▶ Task requirements: Print out each record below, unaltered and complete, without its images.
— start Given entries —
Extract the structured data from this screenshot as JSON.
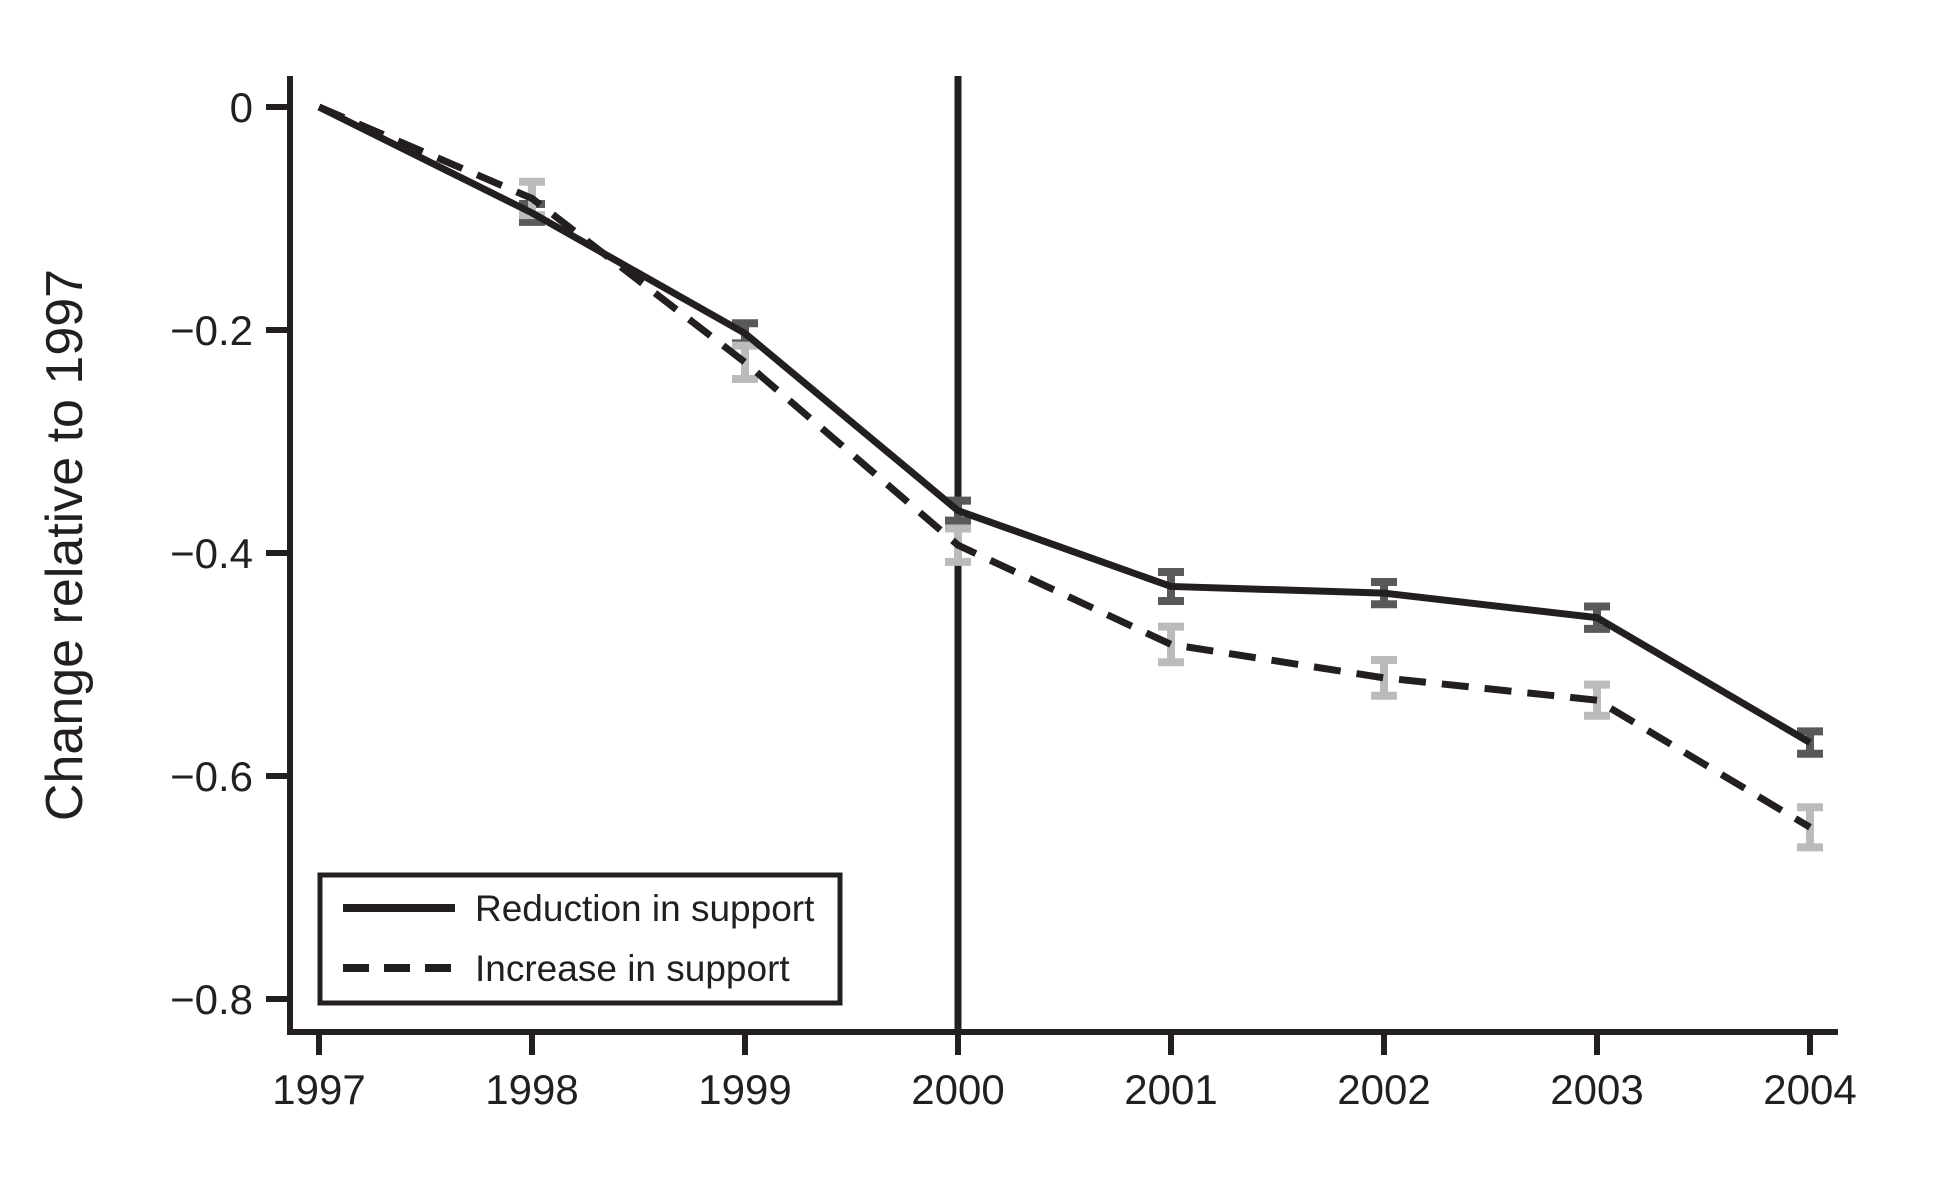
{
  "figure": {
    "background": "#ffffff",
    "ink_color": "#231f20"
  },
  "chart_data": {
    "type": "line",
    "title": "",
    "xlabel": "",
    "ylabel": "Change relative to 1997",
    "x": [
      1997,
      1998,
      1999,
      2000,
      2001,
      2002,
      2003,
      2004
    ],
    "x_tick_labels": [
      "1997",
      "1998",
      "1999",
      "2000",
      "2001",
      "2002",
      "2003",
      "2004"
    ],
    "y_ticks": [
      0,
      -0.2,
      -0.4,
      -0.6,
      -0.8
    ],
    "y_tick_labels": [
      "0",
      "−0.2",
      "−0.4",
      "−0.6",
      "−0.8"
    ],
    "xlim": [
      1996.86,
      2004.13
    ],
    "ylim": [
      -0.83,
      0.026
    ],
    "grid": "off",
    "reference_line_x": 2000,
    "legend_position": "bottom-left",
    "series": [
      {
        "name": "Reduction in support",
        "style": "solid",
        "line_color": "#231f20",
        "error_bar_color": "#58595b",
        "values": [
          0,
          -0.095,
          -0.203,
          -0.362,
          -0.43,
          -0.436,
          -0.458,
          -0.57
        ],
        "errors": [
          0,
          0.008,
          0.009,
          0.009,
          0.013,
          0.01,
          0.01,
          0.01
        ]
      },
      {
        "name": "Increase in support",
        "style": "dashed",
        "line_color": "#231f20",
        "error_bar_color": "#b9bbbd",
        "values": [
          0,
          -0.082,
          -0.229,
          -0.393,
          -0.482,
          -0.512,
          -0.532,
          -0.646
        ],
        "errors": [
          0,
          0.015,
          0.015,
          0.015,
          0.016,
          0.016,
          0.014,
          0.018
        ]
      }
    ]
  }
}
— end Given entries —
▶ Finished answer:
Extract the structured data from this screenshot as JSON.
{
  "figure": {
    "background": "#ffffff",
    "ink_color": "#231f20"
  },
  "chart_data": {
    "type": "line",
    "title": "",
    "xlabel": "",
    "ylabel": "Change relative to 1997",
    "x": [
      1997,
      1998,
      1999,
      2000,
      2001,
      2002,
      2003,
      2004
    ],
    "x_tick_labels": [
      "1997",
      "1998",
      "1999",
      "2000",
      "2001",
      "2002",
      "2003",
      "2004"
    ],
    "y_ticks": [
      0,
      -0.2,
      -0.4,
      -0.6,
      -0.8
    ],
    "y_tick_labels": [
      "0",
      "−0.2",
      "−0.4",
      "−0.6",
      "−0.8"
    ],
    "xlim": [
      1996.86,
      2004.13
    ],
    "ylim": [
      -0.83,
      0.026
    ],
    "grid": "off",
    "reference_line_x": 2000,
    "legend_position": "bottom-left",
    "series": [
      {
        "name": "Reduction in support",
        "style": "solid",
        "line_color": "#231f20",
        "error_bar_color": "#58595b",
        "values": [
          0,
          -0.095,
          -0.203,
          -0.362,
          -0.43,
          -0.436,
          -0.458,
          -0.57
        ],
        "errors": [
          0,
          0.008,
          0.009,
          0.009,
          0.013,
          0.01,
          0.01,
          0.01
        ]
      },
      {
        "name": "Increase in support",
        "style": "dashed",
        "line_color": "#231f20",
        "error_bar_color": "#b9bbbd",
        "values": [
          0,
          -0.082,
          -0.229,
          -0.393,
          -0.482,
          -0.512,
          -0.532,
          -0.646
        ],
        "errors": [
          0,
          0.015,
          0.015,
          0.015,
          0.016,
          0.016,
          0.014,
          0.018
        ]
      }
    ]
  }
}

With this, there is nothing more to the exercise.